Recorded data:
-- START --
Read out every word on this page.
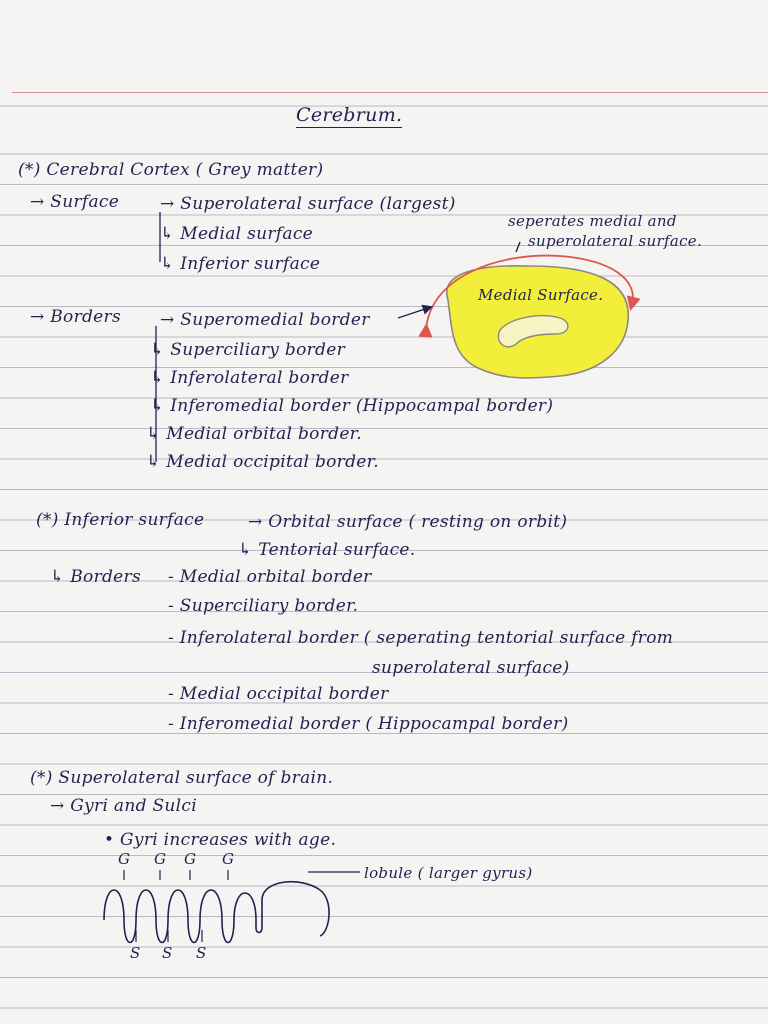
Cerebrum.
(*) Cerebral Cortex ( Grey matter)
→ Surface → Superolateral surface (largest)
↳ Medial surface
↳ Inferior surface
seperates medial and
superolateral surface.
→ Borders → Superomedial border
↳ Superciliary border
↳ Inferolateral border
↳ Inferomedial border (Hippocampal border)
↳ Medial orbital border.
↳ Medial occipital border.
(*) Inferior surface	→ Orbital surface ( resting on orbit)
↳ Tentorial surface.
↳ Borders - Medial orbital border
- Superciliary border.
- Inferolateral border ( seperating tentorial surface from
superolateral surface)
- Medial occipital border
- Inferomedial border ( Hippocampal border)
(*) Superolateral surface of brain.
→ Gyri and Sulci
• Gyri increases with age.
Medial Surface.
G G G G
S S S
lobule ( larger gyrus)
-- END --
→ Task: Scan the listing above and copy all lines containing the word "Inferomedial".

→ Written response:
↳ Inferomedial border (Hippocampal border)
- Inferomedial border ( Hippocampal border)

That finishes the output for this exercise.